* Record extracts
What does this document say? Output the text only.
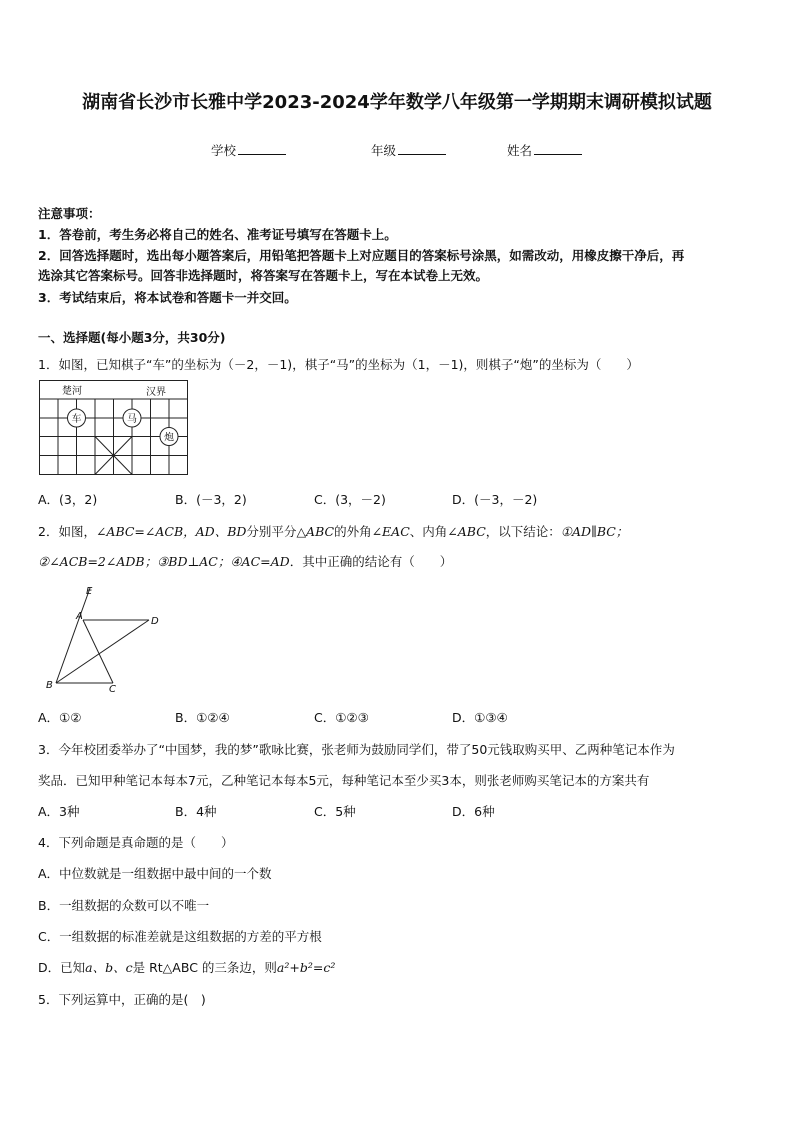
湖南省长沙市长雅中学2023-2024学年数学八年级第一学期期末调研模拟试题
学校	年级	姓名
注意事项：
1．答卷前，考生务必将自己的姓名、准考证号填写在答题卡上。
2．回答选择题时，选出每小题答案后，用铅笔把答题卡上对应题目的答案标号涂黑，如需改动，用橡皮擦干净后，再
选涂其它答案标号。回答非选择题时，将答案写在答题卡上，写在本试卷上无效。
3．考试结束后，将本试卷和答题卡一并交回。
一、选择题(每小题3分，共30分)
1．如图，已知棋子“车”的坐标为（－2，－1)，棋子“马”的坐标为（1，－1)，则棋子“炮”的坐标为（　　）
楚河	汉界
车	马
炮
A．(3，2)	B．(－3，2)	C．(3，－2)	D．(－3，－2)
2．如图，∠ABC=∠ACB，AD、BD分别平分△ABC的外角∠EAC、内角∠ABC，以下结论：①AD∥BC；
②∠ACB=2∠ADB；③BD⊥AC；④AC=AD．其中正确的结论有（　　）
E
A	D
B	C
A．①②	B．①②④	C．①②③	D．①③④
3．今年校团委举办了“中国梦，我的梦”歌咏比赛，张老师为鼓励同学们，带了50元钱取购买甲、乙两种笔记本作为
奖品．已知甲种笔记本每本7元，乙种笔记本每本5元，每种笔记本至少买3本，则张老师购买笔记本的方案共有
A．3种	B．4种	C．5种	D．6种
4．下列命题是真命题的是（　　）
A．中位数就是一组数据中最中间的一个数
B．一组数据的众数可以不唯一
C．一组数据的标准差就是这组数据的方差的平方根
D．已知a、b、c是 Rt△ABC 的三条边，则a²+b²=c²
5．下列运算中，正确的是(　)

* Prompt
Restate the data above exactly, stripping out each image.

* Exercise answer
What does this document say? Output the text only.
湖南省长沙市长雅中学2023-2024学年数学八年级第一学期期末调研模拟试题
学校	年级	姓名
注意事项：
1．答卷前，考生务必将自己的姓名、准考证号填写在答题卡上。
2．回答选择题时，选出每小题答案后，用铅笔把答题卡上对应题目的答案标号涂黑，如需改动，用橡皮擦干净后，再
选涂其它答案标号。回答非选择题时，将答案写在答题卡上，写在本试卷上无效。
3．考试结束后，将本试卷和答题卡一并交回。
一、选择题(每小题3分，共30分)
1．如图，已知棋子“车”的坐标为（－2，－1)，棋子“马”的坐标为（1，－1)，则棋子“炮”的坐标为（　　）
楚河	汉界
车	马
炮
A．(3，2)	B．(－3，2)	C．(3，－2)	D．(－3，－2)
2．如图，∠ABC=∠ACB，AD、BD分别平分△ABC的外角∠EAC、内角∠ABC，以下结论：①AD∥BC；
②∠ACB=2∠ADB；③BD⊥AC；④AC=AD．其中正确的结论有（　　）
E
A	D
B	C
A．①②	B．①②④	C．①②③	D．①③④
3．今年校团委举办了“中国梦，我的梦”歌咏比赛，张老师为鼓励同学们，带了50元钱取购买甲、乙两种笔记本作为
奖品．已知甲种笔记本每本7元，乙种笔记本每本5元，每种笔记本至少买3本，则张老师购买笔记本的方案共有
A．3种	B．4种	C．5种	D．6种
4．下列命题是真命题的是（　　）
A．中位数就是一组数据中最中间的一个数
B．一组数据的众数可以不唯一
C．一组数据的标准差就是这组数据的方差的平方根
D．已知a、b、c是 Rt△ABC 的三条边，则a²+b²=c²
5．下列运算中，正确的是(　)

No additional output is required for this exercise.